[WHAT YOU SHOULD DO]: Put every line of the material below into a numbered list, dropping blank lines and leaving the pictures out.

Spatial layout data
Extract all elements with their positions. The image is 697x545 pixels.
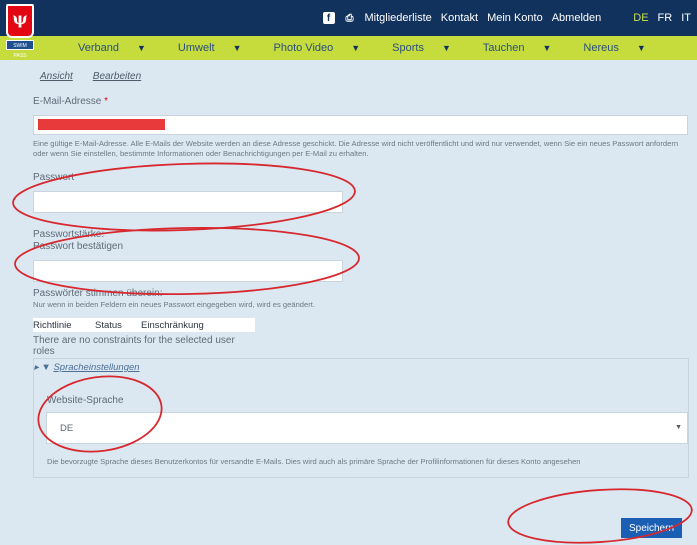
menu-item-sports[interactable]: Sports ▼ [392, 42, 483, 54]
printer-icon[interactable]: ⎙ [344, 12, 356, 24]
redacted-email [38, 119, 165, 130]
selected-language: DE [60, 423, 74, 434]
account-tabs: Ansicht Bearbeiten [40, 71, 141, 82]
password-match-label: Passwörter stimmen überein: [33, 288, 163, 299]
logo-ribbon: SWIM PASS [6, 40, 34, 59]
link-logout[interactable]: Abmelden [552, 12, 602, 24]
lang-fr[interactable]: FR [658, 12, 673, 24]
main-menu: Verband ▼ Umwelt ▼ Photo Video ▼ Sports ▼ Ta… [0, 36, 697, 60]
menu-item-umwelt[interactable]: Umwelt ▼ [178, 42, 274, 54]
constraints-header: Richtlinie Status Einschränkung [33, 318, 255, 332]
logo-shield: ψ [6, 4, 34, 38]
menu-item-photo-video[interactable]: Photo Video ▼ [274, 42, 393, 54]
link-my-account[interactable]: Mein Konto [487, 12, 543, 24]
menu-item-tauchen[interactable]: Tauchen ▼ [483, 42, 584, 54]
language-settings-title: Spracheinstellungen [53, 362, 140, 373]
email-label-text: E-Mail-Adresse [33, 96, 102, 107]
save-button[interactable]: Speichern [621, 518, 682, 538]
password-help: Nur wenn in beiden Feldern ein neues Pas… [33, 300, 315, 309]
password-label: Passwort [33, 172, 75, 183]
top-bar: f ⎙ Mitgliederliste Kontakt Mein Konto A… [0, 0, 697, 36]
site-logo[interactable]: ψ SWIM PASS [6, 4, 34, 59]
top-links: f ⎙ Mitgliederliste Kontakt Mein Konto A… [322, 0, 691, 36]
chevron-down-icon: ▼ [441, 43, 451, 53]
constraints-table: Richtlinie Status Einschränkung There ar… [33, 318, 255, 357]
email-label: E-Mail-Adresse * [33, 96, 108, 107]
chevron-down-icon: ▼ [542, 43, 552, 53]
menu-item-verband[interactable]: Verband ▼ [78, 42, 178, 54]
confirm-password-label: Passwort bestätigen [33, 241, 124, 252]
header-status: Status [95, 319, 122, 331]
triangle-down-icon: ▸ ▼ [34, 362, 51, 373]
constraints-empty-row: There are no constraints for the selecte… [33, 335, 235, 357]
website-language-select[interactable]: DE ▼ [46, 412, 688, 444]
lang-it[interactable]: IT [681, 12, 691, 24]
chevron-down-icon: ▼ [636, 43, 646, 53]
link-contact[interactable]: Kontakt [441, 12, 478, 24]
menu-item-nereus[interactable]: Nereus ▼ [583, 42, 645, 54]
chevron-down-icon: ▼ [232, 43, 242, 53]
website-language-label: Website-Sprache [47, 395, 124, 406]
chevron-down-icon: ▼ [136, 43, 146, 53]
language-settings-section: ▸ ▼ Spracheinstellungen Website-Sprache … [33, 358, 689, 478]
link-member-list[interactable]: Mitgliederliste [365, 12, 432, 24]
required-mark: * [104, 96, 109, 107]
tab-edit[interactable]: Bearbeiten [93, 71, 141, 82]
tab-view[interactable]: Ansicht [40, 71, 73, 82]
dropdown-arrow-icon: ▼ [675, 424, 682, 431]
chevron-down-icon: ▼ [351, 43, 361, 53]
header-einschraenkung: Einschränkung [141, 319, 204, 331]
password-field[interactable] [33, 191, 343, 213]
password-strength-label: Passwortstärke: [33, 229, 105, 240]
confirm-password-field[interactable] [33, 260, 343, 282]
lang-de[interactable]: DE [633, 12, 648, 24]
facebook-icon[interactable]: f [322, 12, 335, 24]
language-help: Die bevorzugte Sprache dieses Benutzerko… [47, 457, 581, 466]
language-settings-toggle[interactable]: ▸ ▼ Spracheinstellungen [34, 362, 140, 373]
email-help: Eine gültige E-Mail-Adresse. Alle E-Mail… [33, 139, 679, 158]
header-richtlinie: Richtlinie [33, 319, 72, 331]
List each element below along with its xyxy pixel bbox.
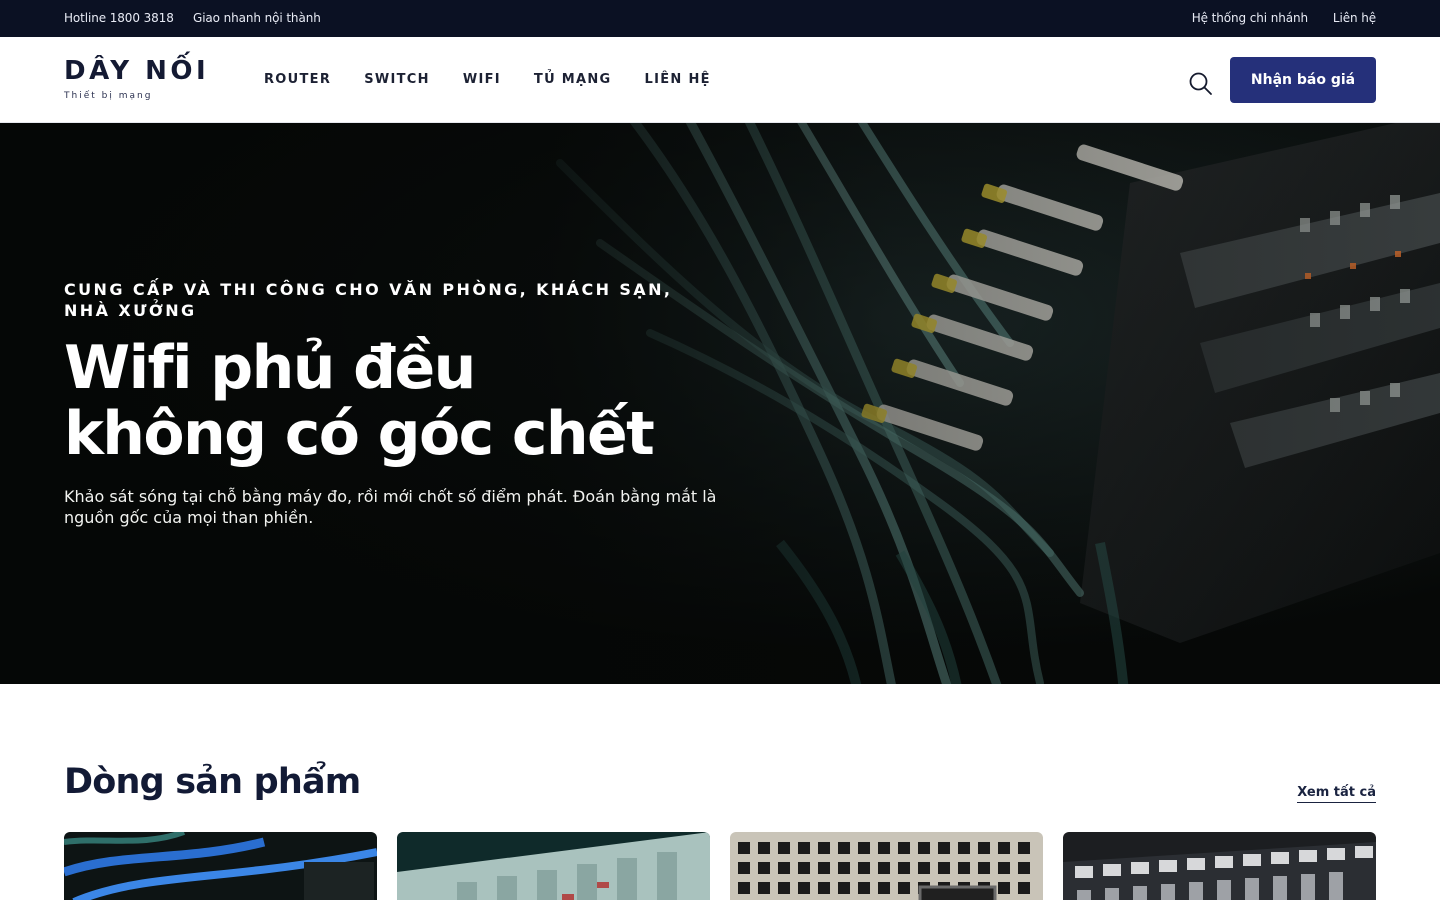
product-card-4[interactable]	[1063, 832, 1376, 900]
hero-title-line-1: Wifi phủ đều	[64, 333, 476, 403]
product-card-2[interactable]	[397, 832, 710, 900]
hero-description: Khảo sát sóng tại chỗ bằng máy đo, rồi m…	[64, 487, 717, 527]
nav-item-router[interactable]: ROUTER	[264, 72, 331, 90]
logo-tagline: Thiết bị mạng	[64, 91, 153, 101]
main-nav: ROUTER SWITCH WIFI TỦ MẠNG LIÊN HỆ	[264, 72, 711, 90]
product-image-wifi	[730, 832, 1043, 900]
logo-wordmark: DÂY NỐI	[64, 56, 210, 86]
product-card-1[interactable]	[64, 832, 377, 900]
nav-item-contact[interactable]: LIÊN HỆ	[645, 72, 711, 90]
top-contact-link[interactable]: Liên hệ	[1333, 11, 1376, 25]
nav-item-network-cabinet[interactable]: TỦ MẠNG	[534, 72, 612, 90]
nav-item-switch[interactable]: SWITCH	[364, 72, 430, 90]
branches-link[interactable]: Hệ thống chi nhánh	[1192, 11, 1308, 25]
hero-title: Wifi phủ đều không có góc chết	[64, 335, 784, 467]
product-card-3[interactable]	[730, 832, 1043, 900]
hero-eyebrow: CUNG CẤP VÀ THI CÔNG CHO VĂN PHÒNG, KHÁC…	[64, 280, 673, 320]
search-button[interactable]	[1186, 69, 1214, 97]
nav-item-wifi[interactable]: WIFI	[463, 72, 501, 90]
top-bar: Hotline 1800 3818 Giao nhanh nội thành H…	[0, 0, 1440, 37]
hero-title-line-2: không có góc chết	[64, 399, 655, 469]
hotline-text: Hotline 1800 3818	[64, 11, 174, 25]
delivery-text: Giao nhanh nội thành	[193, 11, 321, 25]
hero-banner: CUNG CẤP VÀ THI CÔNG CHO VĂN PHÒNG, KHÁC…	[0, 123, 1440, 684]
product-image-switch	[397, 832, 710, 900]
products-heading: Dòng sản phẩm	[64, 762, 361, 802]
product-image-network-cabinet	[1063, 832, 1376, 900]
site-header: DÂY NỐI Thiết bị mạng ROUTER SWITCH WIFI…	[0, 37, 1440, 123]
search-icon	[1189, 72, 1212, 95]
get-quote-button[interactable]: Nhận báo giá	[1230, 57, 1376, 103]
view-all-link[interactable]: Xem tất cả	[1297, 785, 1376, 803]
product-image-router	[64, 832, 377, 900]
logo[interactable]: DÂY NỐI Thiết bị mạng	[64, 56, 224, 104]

[COMPLETED TASK]:
1. Extract all elements with their positions. The image is 697x545 pixels.
2. menu-item-sports[interactable]: Sports ▼ [392, 42, 483, 54]
3. printer-icon[interactable]: ⎙ [344, 12, 356, 24]
4. redacted-email [38, 119, 165, 130]
5. selected-language: DE [60, 423, 74, 434]
6. account-tabs: Ansicht Bearbeiten [40, 71, 141, 82]
7. password-match-label: Passwörter stimmen überein: [33, 288, 163, 299]
8. logo-ribbon: SWIM PASS [6, 40, 34, 59]
9. link-logout[interactable]: Abmelden [552, 12, 602, 24]
10. lang-fr[interactable]: FR [658, 12, 673, 24]
11. main-menu: Verband ▼ Umwelt ▼ Photo Video ▼ Sports ▼ Ta… [0, 36, 697, 60]
12. menu-item-umwelt[interactable]: Umwelt ▼ [178, 42, 274, 54]
13. constraints-header: Richtlinie Status Einschränkung [33, 318, 255, 332]
14. logo-shield: ψ [6, 4, 34, 38]
15. menu-item-photo-video[interactable]: Photo Video ▼ [274, 42, 393, 54]
16. link-my-account[interactable]: Mein Konto [487, 12, 543, 24]
17. menu-item-tauchen[interactable]: Tauchen ▼ [483, 42, 584, 54]
18. language-settings-title: Spracheinstellungen [53, 362, 140, 373]
19. email-label-text: E-Mail-Adresse [33, 96, 102, 107]
20. save-button[interactable]: Speichern [621, 518, 682, 538]
21. password-help: Nur wenn in beiden Feldern ein neues Pas… [33, 300, 315, 309]
22. password-label: Passwort [33, 172, 75, 183]
23. top-bar: f ⎙ Mitgliederliste Kontakt Mein Konto A… [0, 0, 697, 36]
24. site-logo[interactable]: ψ SWIM PASS [6, 4, 34, 59]
25. top-links: f ⎙ Mitgliederliste Kontakt Mein Konto A… [322, 0, 691, 36]
26. chevron-down-icon: ▼ [441, 43, 451, 53]
27. constraints-table: Richtlinie Status Einschränkung There ar… [33, 318, 255, 357]
28. email-label: E-Mail-Adresse * [33, 96, 108, 107]
29. chevron-down-icon: ▼ [542, 43, 552, 53]
30. menu-item-verband[interactable]: Verband ▼ [78, 42, 178, 54]
31. confirm-password-label: Passwort bestätigen [33, 241, 124, 252]
32. header-status: Status [95, 319, 122, 331]
33. triangle-down-icon: ▸ ▼ [34, 362, 51, 373]
34. constraints-empty-row: There are no constraints for the selecte… [33, 335, 235, 357]
35. website-language-select[interactable]: DE ▼ [46, 412, 688, 444]
36. lang-it[interactable]: IT [681, 12, 691, 24]
37. chevron-down-icon: ▼ [636, 43, 646, 53]
38. link-contact[interactable]: Kontakt [441, 12, 478, 24]
39. menu-item-nereus[interactable]: Nereus ▼ [583, 42, 645, 54]
40. chevron-down-icon: ▼ [232, 43, 242, 53]
41. website-language-label: Website-Sprache [47, 395, 124, 406]
42. chevron-down-icon: ▼ [136, 43, 146, 53]
43. language-settings-section: ▸ ▼ Spracheinstellungen Website-Sprache … [33, 358, 689, 478]
44. link-member-list[interactable]: Mitgliederliste [365, 12, 432, 24]
45. required-mark: * [104, 96, 109, 107]
46. tab-edit[interactable]: Bearbeiten [93, 71, 141, 82]
47. tab-view[interactable]: Ansicht [40, 71, 73, 82]
48. dropdown-arrow-icon: ▼ [675, 424, 682, 431]
49. chevron-down-icon: ▼ [351, 43, 361, 53]
50. header-einschraenkung: Einschränkung [141, 319, 204, 331]
51. password-field[interactable] [33, 191, 343, 213]
52. password-strength-label: Passwortstärke: [33, 229, 105, 240]
53. confirm-password-field[interactable] [33, 260, 343, 282]
54. lang-de[interactable]: DE [633, 12, 648, 24]
55. facebook-icon[interactable]: f [322, 12, 335, 24]
56. language-help: Die bevorzugte Sprache dieses Benutzerko… [47, 457, 581, 466]
57. language-settings-toggle[interactable]: ▸ ▼ Spracheinstellungen [34, 362, 140, 373]
58. email-help: Eine gültige E-Mail-Adresse. Alle E-Mail… [33, 139, 679, 158]
59. header-richtlinie: Richtlinie [33, 319, 72, 331]
60. List each element below along with its xyxy pixel bbox.
61. product-card-4[interactable]	[1063, 832, 1376, 900]
62. hero-title-line-1: Wifi phủ đều	[64, 333, 476, 403]
63. product-card-2[interactable]	[397, 832, 710, 900]
64. hero-description: Khảo sát sóng tại chỗ bằng máy đo, rồi m…	[64, 487, 717, 527]
65. nav-item-router[interactable]: ROUTER	[264, 72, 331, 90]
66. logo-tagline: Thiết bị mạng	[64, 91, 153, 101]
67. main-nav: ROUTER SWITCH WIFI TỦ MẠNG LIÊN HỆ	[264, 72, 711, 90]
68. product-image-wifi	[730, 832, 1043, 900]
69. logo-wordmark: DÂY NỐI	[64, 56, 210, 86]
70. product-card-1[interactable]	[64, 832, 377, 900]
71. nav-item-contact[interactable]: LIÊN HỆ	[645, 72, 711, 90]
72. top-contact-link[interactable]: Liên hệ	[1333, 11, 1376, 25]
73. nav-item-network-cabinet[interactable]: TỦ MẠNG	[534, 72, 612, 90]
74. nav-item-switch[interactable]: SWITCH	[364, 72, 430, 90]
75. branches-link[interactable]: Hệ thống chi nhánh	[1192, 11, 1308, 25]
76. hero-title: Wifi phủ đều không có góc chết	[64, 335, 784, 467]
77. product-card-3[interactable]	[730, 832, 1043, 900]
78. hero-eyebrow: CUNG CẤP VÀ THI CÔNG CHO VĂN PHÒNG, KHÁC…	[64, 280, 673, 320]
79. search-button[interactable]	[1186, 69, 1214, 97]
80. nav-item-wifi[interactable]: WIFI	[463, 72, 501, 90]
81. top-bar: Hotline 1800 3818 Giao nhanh nội thành H…	[0, 0, 1440, 37]
82. hero-title-line-2: không có góc chết	[64, 399, 655, 469]
83. hotline-text: Hotline 1800 3818	[64, 11, 174, 25]
84. delivery-text: Giao nhanh nội thành	[193, 11, 321, 25]
85. hero-banner: CUNG CẤP VÀ THI CÔNG CHO VĂN PHÒNG, KHÁC…	[0, 123, 1440, 684]
86. product-image-switch	[397, 832, 710, 900]
87. products-heading: Dòng sản phẩm	[64, 762, 361, 802]
88. product-image-network-cabinet	[1063, 832, 1376, 900]
89. site-header: DÂY NỐI Thiết bị mạng ROUTER SWITCH WIFI…	[0, 37, 1440, 123]
90. search-icon	[1189, 72, 1212, 95]
91. get-quote-button[interactable]: Nhận báo giá	[1230, 57, 1376, 103]
92. view-all-link[interactable]: Xem tất cả	[1297, 785, 1376, 803]
93. product-image-router	[64, 832, 377, 900]
94. logo[interactable]: DÂY NỐI Thiết bị mạng	[64, 56, 224, 104]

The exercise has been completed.